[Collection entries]

☆ ☆ ☆ ☆ ☆

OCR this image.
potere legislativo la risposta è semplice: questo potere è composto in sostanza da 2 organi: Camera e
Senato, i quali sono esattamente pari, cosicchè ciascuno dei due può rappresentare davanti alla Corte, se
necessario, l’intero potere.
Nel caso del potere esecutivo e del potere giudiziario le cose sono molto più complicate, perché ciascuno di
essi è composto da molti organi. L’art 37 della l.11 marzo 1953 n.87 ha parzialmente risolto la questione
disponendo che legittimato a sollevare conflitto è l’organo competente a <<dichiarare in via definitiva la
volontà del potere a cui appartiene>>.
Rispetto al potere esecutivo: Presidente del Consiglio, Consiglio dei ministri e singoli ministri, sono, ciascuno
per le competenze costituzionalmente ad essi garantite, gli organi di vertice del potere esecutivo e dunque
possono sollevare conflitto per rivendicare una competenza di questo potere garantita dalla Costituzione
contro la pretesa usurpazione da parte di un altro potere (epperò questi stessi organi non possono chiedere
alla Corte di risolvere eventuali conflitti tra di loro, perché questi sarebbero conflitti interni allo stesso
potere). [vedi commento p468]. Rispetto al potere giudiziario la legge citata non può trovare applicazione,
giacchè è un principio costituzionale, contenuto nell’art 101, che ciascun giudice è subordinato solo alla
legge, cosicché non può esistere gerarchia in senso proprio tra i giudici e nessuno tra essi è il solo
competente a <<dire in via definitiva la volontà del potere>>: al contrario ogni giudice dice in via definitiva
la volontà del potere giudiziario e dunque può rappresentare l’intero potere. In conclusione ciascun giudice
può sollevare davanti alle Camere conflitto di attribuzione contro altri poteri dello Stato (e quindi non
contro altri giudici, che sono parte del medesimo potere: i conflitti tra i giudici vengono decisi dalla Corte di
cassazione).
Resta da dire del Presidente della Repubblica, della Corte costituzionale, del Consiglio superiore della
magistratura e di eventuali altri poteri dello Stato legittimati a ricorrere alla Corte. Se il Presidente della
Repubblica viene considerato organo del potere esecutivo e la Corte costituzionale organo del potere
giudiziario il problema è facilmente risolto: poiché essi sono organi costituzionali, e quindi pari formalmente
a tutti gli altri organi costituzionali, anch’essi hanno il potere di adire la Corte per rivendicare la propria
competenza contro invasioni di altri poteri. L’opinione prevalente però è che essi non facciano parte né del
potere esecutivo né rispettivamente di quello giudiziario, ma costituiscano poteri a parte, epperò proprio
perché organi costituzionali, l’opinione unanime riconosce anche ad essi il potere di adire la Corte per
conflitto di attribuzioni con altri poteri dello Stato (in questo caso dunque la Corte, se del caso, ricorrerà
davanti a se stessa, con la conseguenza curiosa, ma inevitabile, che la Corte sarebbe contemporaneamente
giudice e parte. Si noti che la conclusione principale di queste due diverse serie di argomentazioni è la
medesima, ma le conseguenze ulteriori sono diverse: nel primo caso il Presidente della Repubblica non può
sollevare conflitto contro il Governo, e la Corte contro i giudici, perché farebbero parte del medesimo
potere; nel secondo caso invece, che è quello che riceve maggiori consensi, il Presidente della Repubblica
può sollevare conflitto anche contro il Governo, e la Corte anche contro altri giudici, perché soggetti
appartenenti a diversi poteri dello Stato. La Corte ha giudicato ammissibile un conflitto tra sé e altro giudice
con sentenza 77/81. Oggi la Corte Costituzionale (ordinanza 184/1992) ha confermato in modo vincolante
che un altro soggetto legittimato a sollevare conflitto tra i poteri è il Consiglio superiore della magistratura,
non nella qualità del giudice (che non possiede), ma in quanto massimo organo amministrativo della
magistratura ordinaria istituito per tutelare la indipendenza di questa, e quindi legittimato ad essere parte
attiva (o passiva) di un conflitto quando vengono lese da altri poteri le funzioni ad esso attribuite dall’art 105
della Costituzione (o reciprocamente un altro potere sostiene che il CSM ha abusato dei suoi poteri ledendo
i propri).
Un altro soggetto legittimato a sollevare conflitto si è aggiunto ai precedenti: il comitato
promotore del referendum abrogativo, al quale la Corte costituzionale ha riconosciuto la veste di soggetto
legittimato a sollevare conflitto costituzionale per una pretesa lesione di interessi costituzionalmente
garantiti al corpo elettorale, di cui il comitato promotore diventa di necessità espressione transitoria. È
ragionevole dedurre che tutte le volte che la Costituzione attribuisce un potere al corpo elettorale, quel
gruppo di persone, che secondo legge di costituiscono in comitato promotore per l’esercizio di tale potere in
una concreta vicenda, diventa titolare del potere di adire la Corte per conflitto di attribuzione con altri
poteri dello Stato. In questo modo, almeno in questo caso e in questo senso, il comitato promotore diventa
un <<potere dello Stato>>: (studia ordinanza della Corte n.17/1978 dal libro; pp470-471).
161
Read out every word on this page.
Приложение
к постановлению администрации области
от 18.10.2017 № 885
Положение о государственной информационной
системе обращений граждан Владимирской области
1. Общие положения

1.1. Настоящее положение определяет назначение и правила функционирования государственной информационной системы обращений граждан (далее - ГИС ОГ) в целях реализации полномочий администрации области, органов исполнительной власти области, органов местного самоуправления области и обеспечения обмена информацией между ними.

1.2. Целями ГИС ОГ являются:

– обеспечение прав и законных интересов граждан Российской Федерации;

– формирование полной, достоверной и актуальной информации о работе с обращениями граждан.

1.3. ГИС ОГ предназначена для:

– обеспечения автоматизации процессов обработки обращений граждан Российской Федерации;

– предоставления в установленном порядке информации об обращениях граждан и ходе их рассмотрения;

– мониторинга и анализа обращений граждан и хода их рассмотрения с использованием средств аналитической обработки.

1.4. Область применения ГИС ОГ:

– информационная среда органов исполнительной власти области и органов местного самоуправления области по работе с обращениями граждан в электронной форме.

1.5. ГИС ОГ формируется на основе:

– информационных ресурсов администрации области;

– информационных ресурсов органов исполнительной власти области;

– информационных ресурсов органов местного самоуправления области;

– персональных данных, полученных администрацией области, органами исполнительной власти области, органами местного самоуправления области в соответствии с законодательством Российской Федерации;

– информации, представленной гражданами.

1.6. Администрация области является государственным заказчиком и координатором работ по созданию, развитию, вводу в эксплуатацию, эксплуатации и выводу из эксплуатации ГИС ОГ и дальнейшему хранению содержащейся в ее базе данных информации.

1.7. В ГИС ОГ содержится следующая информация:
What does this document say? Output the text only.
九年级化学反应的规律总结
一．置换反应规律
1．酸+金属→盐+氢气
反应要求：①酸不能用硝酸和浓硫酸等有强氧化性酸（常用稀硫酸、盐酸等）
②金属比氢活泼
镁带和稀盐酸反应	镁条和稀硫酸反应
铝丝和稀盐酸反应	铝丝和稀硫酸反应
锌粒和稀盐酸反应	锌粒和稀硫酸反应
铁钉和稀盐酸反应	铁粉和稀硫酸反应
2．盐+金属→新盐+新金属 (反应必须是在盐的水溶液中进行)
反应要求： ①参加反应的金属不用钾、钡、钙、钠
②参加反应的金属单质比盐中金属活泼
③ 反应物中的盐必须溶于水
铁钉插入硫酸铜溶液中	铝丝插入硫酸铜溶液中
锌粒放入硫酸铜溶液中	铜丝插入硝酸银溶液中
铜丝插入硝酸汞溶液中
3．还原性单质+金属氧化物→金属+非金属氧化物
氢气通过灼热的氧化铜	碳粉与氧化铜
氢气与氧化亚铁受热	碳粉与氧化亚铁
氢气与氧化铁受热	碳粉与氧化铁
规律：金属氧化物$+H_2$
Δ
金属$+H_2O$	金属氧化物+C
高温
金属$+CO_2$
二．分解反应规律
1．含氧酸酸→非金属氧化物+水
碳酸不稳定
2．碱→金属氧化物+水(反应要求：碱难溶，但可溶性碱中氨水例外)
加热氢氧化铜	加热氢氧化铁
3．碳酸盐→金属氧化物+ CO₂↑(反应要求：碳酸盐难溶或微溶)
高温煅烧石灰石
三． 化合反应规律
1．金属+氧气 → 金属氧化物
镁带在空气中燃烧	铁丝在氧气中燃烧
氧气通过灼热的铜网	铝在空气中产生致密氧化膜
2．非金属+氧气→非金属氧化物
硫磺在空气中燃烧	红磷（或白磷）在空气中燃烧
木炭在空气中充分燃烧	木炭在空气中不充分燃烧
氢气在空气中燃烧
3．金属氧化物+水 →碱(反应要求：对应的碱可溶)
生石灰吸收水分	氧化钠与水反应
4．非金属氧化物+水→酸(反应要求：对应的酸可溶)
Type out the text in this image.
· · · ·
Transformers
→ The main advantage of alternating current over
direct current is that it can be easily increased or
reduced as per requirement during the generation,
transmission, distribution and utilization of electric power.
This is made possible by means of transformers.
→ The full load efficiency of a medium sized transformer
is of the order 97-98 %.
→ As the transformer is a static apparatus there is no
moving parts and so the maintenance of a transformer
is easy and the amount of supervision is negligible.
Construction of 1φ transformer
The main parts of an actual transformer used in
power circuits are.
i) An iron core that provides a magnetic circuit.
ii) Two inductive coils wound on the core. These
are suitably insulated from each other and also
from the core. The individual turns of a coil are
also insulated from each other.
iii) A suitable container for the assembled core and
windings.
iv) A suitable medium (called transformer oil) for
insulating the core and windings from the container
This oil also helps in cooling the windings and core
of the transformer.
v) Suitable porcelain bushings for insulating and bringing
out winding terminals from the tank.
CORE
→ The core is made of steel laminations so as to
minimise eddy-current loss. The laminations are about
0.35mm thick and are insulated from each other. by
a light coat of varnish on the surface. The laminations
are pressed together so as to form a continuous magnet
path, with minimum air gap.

☆ ☆ ☆ ☆ ☆

* [What is expected]
Find every line in the records that contains the word "opinione"; copy those lines.

* [Answer]
competenza contro invasioni di altri poteri. L’opinione prevalente però è che essi non facciano parte né del
perché organi costituzionali, l’opinione unanime riconosce anche ad essi il potere di adire la Corte per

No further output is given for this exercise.